__WHAT YOU ARE ASKED TO DO__
Report how many lines in the records hold the string "CO₃²"; give the number and nothing else.
-------- LISTED RECORDS --------
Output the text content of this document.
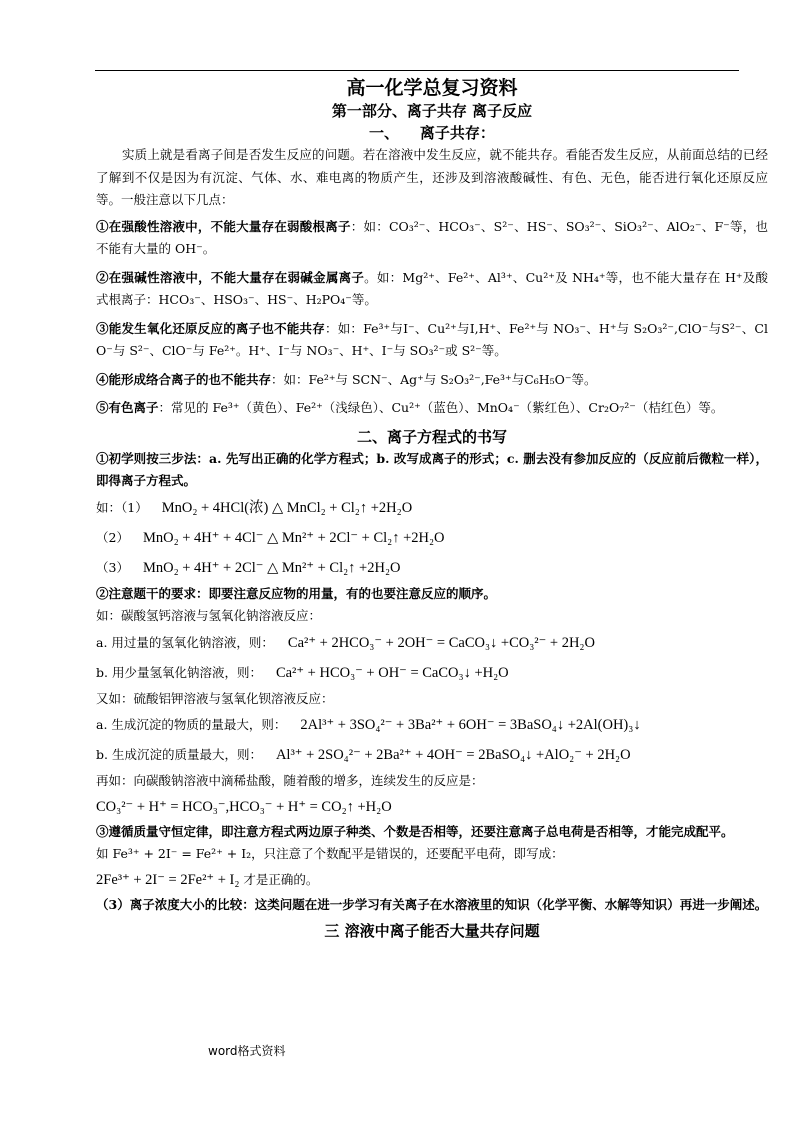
高一化学总复习资料
第一部分、离子共存 离子反应
一、    离子共存：

实质上就是看离子间是否发生反应的问题。若在溶液中发生反应，就不能共存。看能否发生反应，从前面总结的已经了解到不仅是因为有沉淀、气体、水、难电离的物质产生，还涉及到溶液酸碱性、有色、无色，能否进行氧化还原反应等。一般注意以下几点：

①在强酸性溶液中，不能大量存在弱酸根离子：如：CO₃²⁻、HCO₃⁻、S²⁻、HS⁻、SO₃²⁻、SiO₃²⁻、AlO₂⁻、F⁻等，也不能有大量的 OH⁻。

②在强碱性溶液中，不能大量存在弱碱金属离子。如：Mg²⁺、Fe²⁺、Al³⁺、Cu²⁺及 NH₄⁺等，也不能大量存在 H⁺及酸式根离子：HCO₃⁻、HSO₃⁻、HS⁻、H₂PO₄⁻等。

③能发生氧化还原反应的离子也不能共存：如：Fe³⁺与I⁻、Cu²⁺与I,H⁺、Fe²⁺与 NO₃⁻、H⁺与 S₂O₃²⁻,ClO⁻与S²⁻、ClO⁻与 S²⁻、ClO⁻与 Fe²⁺。H⁺、I⁻与 NO₃⁻、H⁺、I⁻与 SO₃²⁻或 S²⁻等。

④能形成络合离子的也不能共存：如：Fe²⁺与 SCN⁻、Ag⁺与 S₂O₃²⁻,Fe³⁺与C₆H₅O⁻等。

⑤有色离子：常见的 Fe³⁺（黄色）、Fe²⁺（浅绿色）、Cu²⁺（蓝色）、MnO₄⁻（紫红色）、Cr₂O₇²⁻（桔红色）等。

二、离子方程式的书写

①初学则按三步法：a. 先写出正确的化学方程式；b. 改写成离子的形式；c. 删去没有参加反应的（反应前后微粒一样），即得离子方程式。

如：（1） MnO₂ + 4HCl(浓) △ MnCl₂ + Cl₂↑ +2H₂O
（2） MnO₂ + 4H⁺ + 4Cl⁻ △ Mn²⁺ + 2Cl⁻ + Cl₂↑ +2H₂O
（3） MnO₂ + 4H⁺ + 2Cl⁻ △ Mn²⁺ + Cl₂↑ +2H₂O

②注意题干的要求：即要注意反应物的用量，有的也要注意反应的顺序。

如：碳酸氢钙溶液与氢氧化钠溶液反应：

a. 用过量的氢氧化钠溶液，则： Ca²⁺ + 2HCO₃⁻ + 2OH⁻ = CaCO₃↓ +CO₃²⁻ + 2H₂O
b. 用少量氢氧化钠溶液，则： Ca²⁺ + HCO₃⁻ + OH⁻ = CaCO₃↓ +H₂O

又如：硫酸铝钾溶液与氢氧化钡溶液反应：

a. 生成沉淀的物质的量最大，则： 2Al³⁺ + 3SO₄²⁻ + 3Ba²⁺ + 6OH⁻ = 3BaSO₄↓ +2Al(OH)₃↓
b. 生成沉淀的质量最大，则： Al³⁺ + 2SO₄²⁻ + 2Ba²⁺ + 4OH⁻ = 2BaSO₄↓ +AlO₂⁻ + 2H₂O

再如：向碳酸钠溶液中滴稀盐酸，随着酸的增多，连续发生的反应是：

CO₃²⁻ + H⁺ = HCO₃⁻,HCO₃⁻ + H⁺ = CO₂↑ +H₂O

③遵循质量守恒定律，即注意方程式两边原子种类、个数是否相等，还要注意离子总电荷是否相等，才能完成配平。

如 Fe³⁺ + 2I⁻ = Fe²⁺ + I₂，只注意了个数配平是错误的，还要配平电荷，即写成：

2Fe³⁺ + 2I⁻ = 2Fe²⁺ + I₂ 才是正确的。

（3）离子浓度大小的比较：这类问题在进一步学习有关离子在水溶液里的知识（化学平衡、水解等知识）再进一步阐述。

三 溶液中离子能否大量共存问题
word格式资料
--------
__THE RESPONSE__
3